§ **WHAT THIS EXERCISE ASKS**:
1. According to the passage on disk-based sound file formats, which file format do computers running the UNIX operating system use?
2. Quote the passage on disk-based sound file formats word for word, from "You are only" to "than higher-quality samples.".

Disk-based sound file formats allow you to record music of any length and quality.
You are only limited by the amount of available storage space on your hard drive.
Disk-based sound file formats are ideal for longer and/or higher-quality samples.
AIFF (Audio Interchange File Format) is one of the most commonly-used disk-based
file formats on Macintosh, Windows, and even Unix computers. Stereo AIFF sound
files recorded at 44 kHz, 16-bit quality are ideal for multimedia productions
that will be distributed on CD. Monophonic AIFF sound files recorded at 22 kHz,
16-bit quality are better for multimedia productions that will be distributed
via the internet because their file sizes are smaller than higher-quality samples.
If you use the internet frequently you have probably encountered sound files
in WAV and AU formats. The WAV format is used by Microsoft Windows and the AU
file format is used by computers running the UNIX operating system. Sound editing
software can convert among these and many other file formats.

§ **RECORDS**:
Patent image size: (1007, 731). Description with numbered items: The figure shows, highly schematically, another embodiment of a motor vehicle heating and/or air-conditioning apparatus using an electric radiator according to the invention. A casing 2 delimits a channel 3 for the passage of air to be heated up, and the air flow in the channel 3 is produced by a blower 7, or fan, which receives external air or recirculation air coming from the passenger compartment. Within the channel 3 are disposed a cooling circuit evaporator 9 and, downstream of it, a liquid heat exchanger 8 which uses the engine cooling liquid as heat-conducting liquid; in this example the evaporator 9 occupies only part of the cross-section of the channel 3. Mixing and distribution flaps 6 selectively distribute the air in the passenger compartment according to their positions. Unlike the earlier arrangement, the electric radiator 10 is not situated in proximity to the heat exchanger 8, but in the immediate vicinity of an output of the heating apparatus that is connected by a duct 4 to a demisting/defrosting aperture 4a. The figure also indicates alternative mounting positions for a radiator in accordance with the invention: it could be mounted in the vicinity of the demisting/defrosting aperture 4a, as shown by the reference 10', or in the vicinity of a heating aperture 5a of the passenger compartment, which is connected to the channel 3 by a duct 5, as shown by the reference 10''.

--

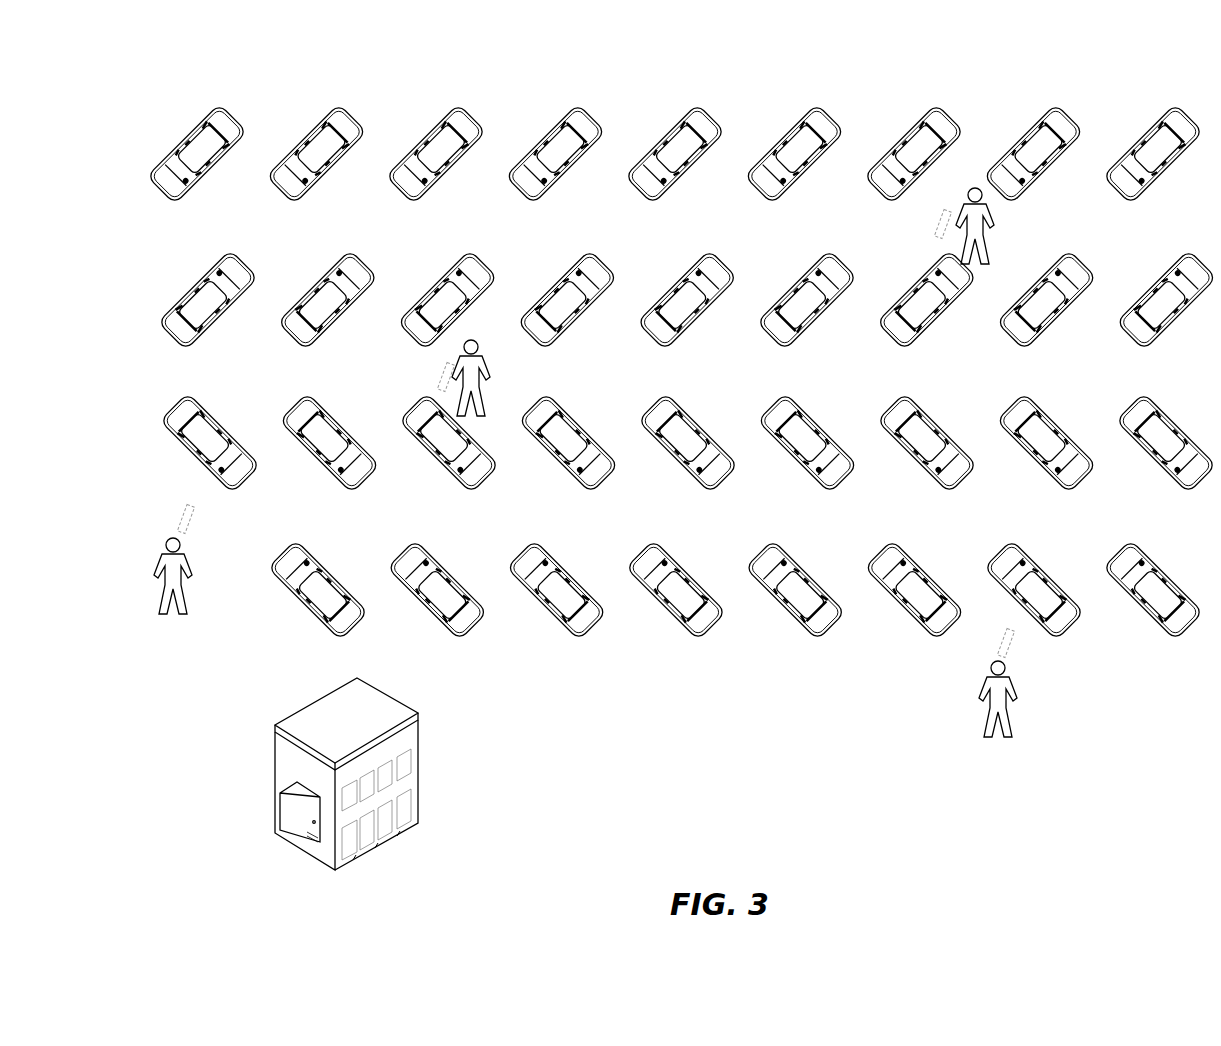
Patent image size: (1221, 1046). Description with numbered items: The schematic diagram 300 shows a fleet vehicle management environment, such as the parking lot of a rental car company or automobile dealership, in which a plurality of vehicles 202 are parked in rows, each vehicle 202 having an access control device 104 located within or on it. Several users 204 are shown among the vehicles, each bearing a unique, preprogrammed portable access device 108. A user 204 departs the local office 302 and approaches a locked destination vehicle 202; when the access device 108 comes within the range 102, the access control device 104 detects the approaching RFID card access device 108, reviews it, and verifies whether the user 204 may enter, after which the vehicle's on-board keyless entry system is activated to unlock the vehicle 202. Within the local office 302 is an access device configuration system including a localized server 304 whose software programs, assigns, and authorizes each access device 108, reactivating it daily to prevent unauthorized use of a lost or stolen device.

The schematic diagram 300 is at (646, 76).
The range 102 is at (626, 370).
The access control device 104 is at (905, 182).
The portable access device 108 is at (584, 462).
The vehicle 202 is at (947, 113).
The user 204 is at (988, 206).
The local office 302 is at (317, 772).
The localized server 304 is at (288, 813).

§ **RESULTS FOR THE EXERCISE**:
1. The AU file format.

2.
You are only limited by the amount of available storage space on your hard drive.
Disk-based sound file formats are ideal for longer and/or higher-quality samples.
AIFF (Audio Interchange File Format) is one of the most commonly-used disk-based
file formats on Macintosh, Windows, and even Unix computers. Stereo AIFF sound
files recorded at 44 kHz, 16-bit quality are ideal for multimedia productions
that will be distributed on CD. Monophonic AIFF sound files recorded at 22 kHz,
16-bit quality are better for multimedia productions that will be distributed
via the internet because their file sizes are smaller than higher-quality samples.